Return every line of the entries below, from the one containing "y-tick-label: 30 (91, 249, 112, 270)" down to the one containing "x-tick-label: 40 (805, 784, 826, 805)", both included, with nothing changed.
******
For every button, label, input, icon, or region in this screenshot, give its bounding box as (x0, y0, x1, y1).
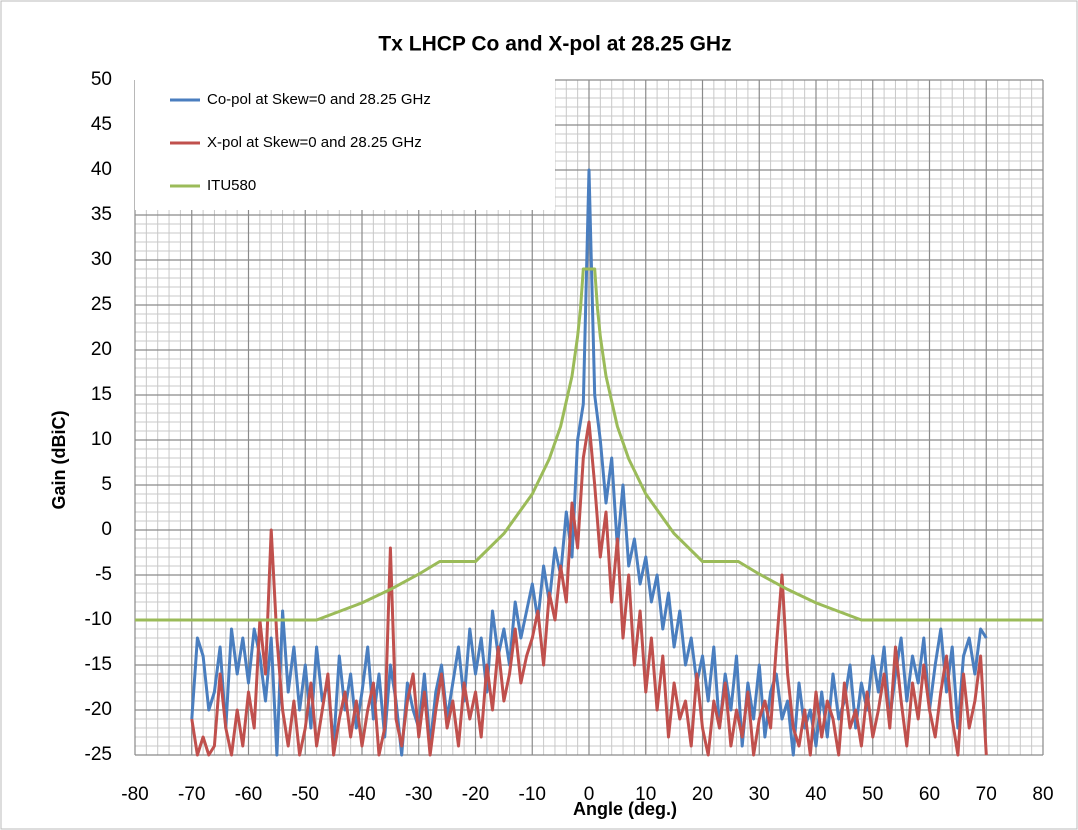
y-tick-label: 30 (91, 249, 112, 270)
y-tick-label: -10 (85, 609, 112, 630)
x-tick-label: -30 (405, 784, 432, 805)
plot-lines (135, 168, 1043, 757)
y-tick-label: 15 (91, 384, 112, 405)
x-tick-label: -20 (462, 784, 489, 805)
series-line (190, 420, 988, 757)
x-tick-label: -10 (519, 784, 546, 805)
x-tick-label: 40 (805, 784, 826, 805)
x-tick-label: 50 (862, 784, 883, 805)
y-tick-label: 50 (91, 69, 112, 90)
legend-box (135, 74, 555, 210)
y-axis-label: Gain (dBiC) (49, 411, 69, 510)
x-tick-label: -70 (178, 784, 205, 805)
y-tick-label: -5 (95, 564, 112, 585)
x-tick-label: -40 (348, 784, 375, 805)
y-tick-label: 40 (91, 159, 112, 180)
chart-title: Tx LHCP Co and X-pol at 28.25 GHz (378, 33, 731, 56)
y-tick-label: -25 (85, 744, 112, 765)
y-tick-label: 20 (91, 339, 112, 360)
y-tick-label: 0 (101, 519, 112, 540)
y-tick-label: 25 (91, 294, 112, 315)
legend-label: Co-pol at Skew=0 and 28.25 GHz (207, 91, 431, 108)
legend-label: X-pol at Skew=0 and 28.25 GHz (207, 134, 422, 151)
x-tick-label: 80 (1032, 784, 1053, 805)
legend: Co-pol at Skew=0 and 28.25 GHz X-pol at S… (135, 74, 555, 210)
x-tick-label: 20 (692, 784, 713, 805)
x-tick-label: 70 (976, 784, 997, 805)
x-tick-label: -50 (292, 784, 319, 805)
y-tick-label: 10 (91, 429, 112, 450)
x-tick-label: -80 (121, 784, 148, 805)
x-tick-label: 0 (584, 784, 595, 805)
y-tick-label: -15 (85, 654, 112, 675)
x-tick-label: 30 (749, 784, 770, 805)
x-tick-label: 10 (635, 784, 656, 805)
legend-label: ITU580 (207, 177, 256, 194)
series-line (135, 267, 1043, 622)
y-tick-label: 35 (91, 204, 112, 225)
x-axis-label: Angle (deg.) (573, 799, 677, 819)
x-tick-label: -60 (235, 784, 262, 805)
y-tick-label: 5 (101, 474, 112, 495)
x-tick-label: 60 (919, 784, 940, 805)
y-tick-label: 45 (91, 114, 112, 135)
y-tick-label: -20 (85, 699, 112, 720)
******
## Final answer
y-tick-label: 30 (91, 249, 112, 270)
y-tick-label: -10 (85, 609, 112, 630)
x-tick-label: -30 (405, 784, 432, 805)
plot-lines (135, 168, 1043, 757)
y-tick-label: 15 (91, 384, 112, 405)
x-tick-label: -20 (462, 784, 489, 805)
series-line (190, 420, 988, 757)
x-tick-label: -10 (519, 784, 546, 805)
x-tick-label: 40 (805, 784, 826, 805)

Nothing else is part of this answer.